* [Document section]:
════════

# Sage quickpay year end update



## PMan (11 Dec 2006)

Hi,
We recently bought QuickPay and have now received an invoice for the year end update.  Given that we've just shelled out for QuickPay and are still only a few employees having to pay another few hundred euros does not seem like good value.

Does anybody know if the update pack is required?  Can we manually edit the various items that need to change for the next tax year i.e. tax rates, etc.  Most of these are just changes in bands from what I can see.  The only one that might require a change in the software is the 2.5% health levy for people  earning over 100k - not a problem for us just yet.

Any feedback appreaciated.


----------



## NHG (11 Dec 2006)

Its a scam really.  You do need to pay the invoice even to complete your year end for this year!  I think its terrible.  I have Quickpay, which I find very good, but I think that it is a smart thing to do so that we won't move to any other wages package!  My cd and instructions arrived last week.

Would love to hear what everyone thinks.


----------



## z107 (11 Dec 2006)

*Note: I'm affiliated with Payback Payroll.*


I personally think this is outrageous. We've had many customers change over because they were charged for updates. (Sage make it very easy for us! )

If you buy Payback Payroll, you get a licence for a full year including all updates and upgrades (and of course year end processing!). You can also set up unlimited companies and employees. The 2007 version also has a fully integrated online timesheets facility

It doesn't cost 'a few hundred euros' either, it's €99+VAT.

You can also try before you buy
http://www.payback.ie


----------



## Towger (11 Dec 2006)

NHG said:


> My cd and instructions arrived last week.


 
That is very soon after the budget. Does it handle the 2.5 Health Levy and increase in BIK loan rates?

Towger


----------



## z107 (12 Dec 2006)

> That is very soon after the budget. Does it handle the 2.5 Health Levy and increase in BIK loan rates?



I'd doubt it. I don't think the Department of Social Welfare have even released the new PRSI rates yet.


----------



## Yachtie (12 Dec 2006)

As for any Sage product, end of year update is included in your Sage Cover. The invoice OP received is for a Sage Cover which includes telephone support throughout the year and the end of year update. 

CD that was received by another poster does not include adjustments to tax bands, decrease in the higher rate of tax of health levy increase for 100k+ earners. This can be downloaded from Sage website as part of your payroll year end procedure. 

We have no problem retaining our customers. A lot of people prefer to pay a little bit extra for a product that is developed and maintained by a well known (should I mention worldwide?) company rather than a cheaper product thay've never heard of. 

OP, if you have any questions or need assistance running your year end, PM me and I'd be glad to help!


----------



## z107 (12 Dec 2006)

> We have no problem retaining our customers.


 Many of our customers _were_ either Sage Micropay or Quickpay users. We're now also getting Take Five converts.

════════

* [Record list]:
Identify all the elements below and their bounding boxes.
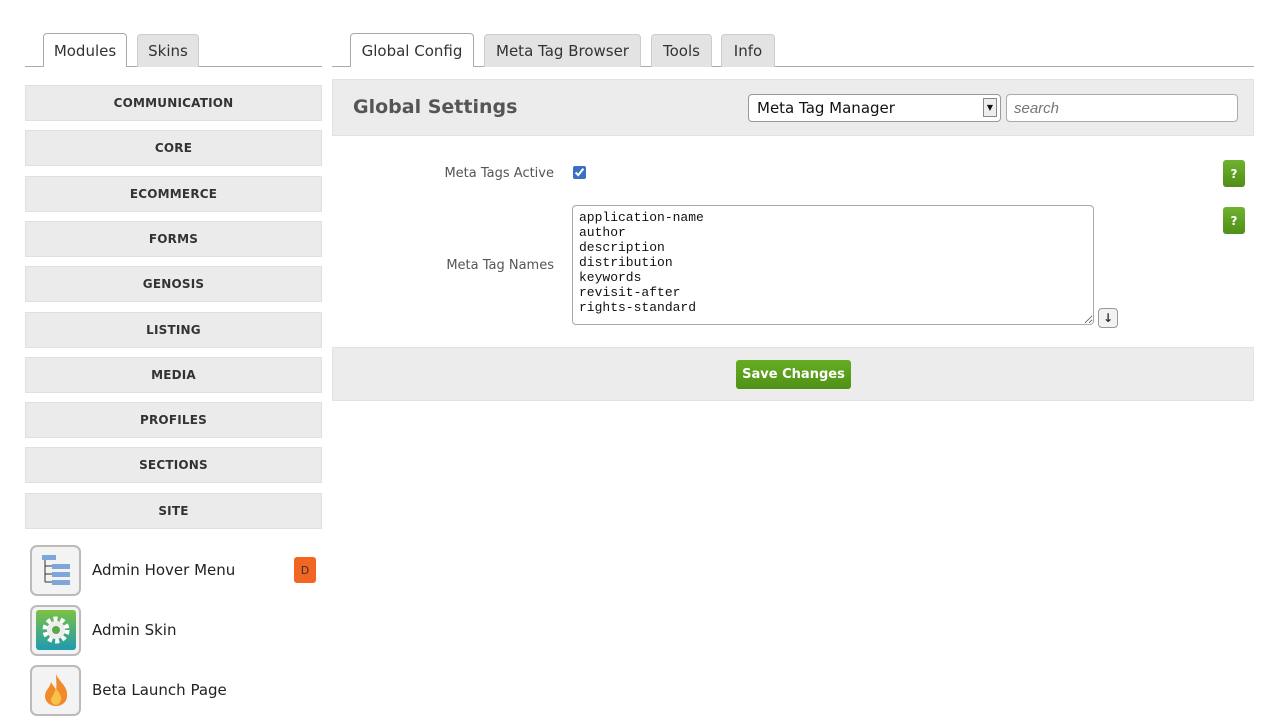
module-item-label: Admin Hover Menu <box>92 561 236 579</box>
hover-menu-icon <box>30 544 81 596</box>
module-category-genosis[interactable]: GENOSIS <box>25 266 322 303</box>
module-category-communication[interactable]: COMMUNICATION <box>25 85 322 121</box>
page-title: Global Settings <box>353 96 518 118</box>
module-select-value: Meta Tag Manager <box>757 99 895 117</box>
gear-icon <box>30 604 81 656</box>
module-category-core[interactable]: CORE <box>25 130 322 167</box>
chevron-down-icon: ▼ <box>983 98 997 117</box>
module-category-listing[interactable]: LISTING <box>25 311 322 348</box>
module-item-beta-launch-page[interactable]: Beta Launch Page <box>30 664 320 716</box>
settings-header: Global Settings Meta Tag Manager ▼ <box>332 79 1254 136</box>
module-category-media[interactable]: MEDIA <box>25 356 322 393</box>
tab-info[interactable]: Info <box>721 34 775 67</box>
module-badge[interactable]: D <box>294 557 316 583</box>
tab-global-config[interactable]: Global Config <box>350 33 474 67</box>
module-category-forms[interactable]: FORMS <box>25 220 322 257</box>
module-category-ecommerce[interactable]: ECOMMERCE <box>25 175 322 212</box>
settings-footer: Save Changes <box>332 347 1254 401</box>
flame-icon <box>30 664 81 716</box>
help-button-names[interactable]: ? <box>1223 207 1245 234</box>
tab-skins[interactable]: Skins <box>137 34 199 67</box>
module-item-label: Admin Skin <box>92 621 177 639</box>
module-category-sections[interactable]: SECTIONS <box>25 447 322 484</box>
module-item-admin-skin[interactable]: Admin Skin <box>30 604 320 656</box>
expand-arrow-down-icon[interactable]: ↓ <box>1098 308 1118 328</box>
save-changes-button[interactable]: Save Changes <box>736 360 851 389</box>
help-button-active[interactable]: ? <box>1223 160 1245 187</box>
tab-meta-tag-browser[interactable]: Meta Tag Browser <box>484 34 641 67</box>
module-category-profiles[interactable]: PROFILES <box>25 402 322 439</box>
meta-tag-names-label: Meta Tag Names <box>446 258 554 273</box>
meta-tags-active-checkbox[interactable] <box>573 166 586 179</box>
tab-tools[interactable]: Tools <box>651 34 712 67</box>
module-item-label: Beta Launch Page <box>92 681 227 699</box>
module-category-site[interactable]: SITE <box>25 492 322 529</box>
module-item-admin-hover-menu[interactable]: Admin Hover Menu D <box>30 544 320 596</box>
meta-tags-active-label: Meta Tags Active <box>444 166 554 181</box>
search-input[interactable] <box>1006 94 1238 122</box>
meta-tag-names-textarea[interactable] <box>572 205 1094 325</box>
module-select[interactable]: Meta Tag Manager ▼ <box>748 94 1001 122</box>
tab-modules[interactable]: Modules <box>43 33 127 67</box>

════════

* [Tasks to perform]:
**1)** Revise the stretch of the Sage QuickPay thread from "We have no problem retaining our customers. A" through "never heard of.", putting "clients" in place of "customers".
**2)** Write the next part of the forum thread about the Sage QuickPay year-end update, starting after its last post.

* [Responses to the tasks]:
**1)**
We have no problem retaining our clients. A lot of people prefer to pay a little bit extra for a product that is developed and maintained by a well known (should I mention worldwide?) company rather than a cheaper product thay've never heard of.

**2)**
> A lot of people prefer to pay a little bit extra for a product that is developed and maintained by a well known (should I mention worldwide?) company rather than a cheaper product thay've never heard of.


Not according to a recent survey we undertook. (Aug 2006) I would suggest that people try a few different products before deciding which one to buy. Expensive doesn't necessarily mean better.

Incidentally, many of our customers prefer to buy from a 100% Irish owned company.


----------



## busymam (12 Dec 2006)

The Advance Notice of PRSI changes for 2007 went on the welfare website today.

http://www.welfare.ie/publications/anprsi.pdf


----------



## PMan (13 Dec 2006)

Yachtie said:


> As for any Sage product, end of year update is included in your Sage Cover. The invoice OP received is for a Sage Cover which includes telephone support throughout the year and the end of year update.
> 
> CD that was received by another poster does not include adjustments to tax bands, decrease in the higher rate of tax of health levy increase for 100k+ earners. This can be downloaded from Sage website as part of your payroll year end procedure.



Thanks for the feedback.

Are you saying, with the Sage Cover I have in place for this year I can download an end of year update from the Sage website that will allow me close out this year and will include the changes required to run payroll for next year?

Is there are URL for this download?

I understand that the invoice I have is for next year's cover, just trying to figure out if I need to pay it right now.


----------



## Towger (13 Dec 2006)

busymam said:


> The Advance Notice of PRSI changes for 2007 went on the welfare website today.
> 
> http://www.welfare.ie/publications/anprsi.pdf


 
It is such a messy system. 2.5% on earnings over 1925 per week. 2.5% on all earnings over 100100, but only if your earning are over 480 per week. I have also been told by SW you can get (apply for) a refund of the extra .5% if your earning for the year are less than the 100100. So why bother with the weekly limit at all, except to follow BC instructions!!! SW knew nothing of the increase until it was read out in the budget. It will cost as much to manage as it will bring in.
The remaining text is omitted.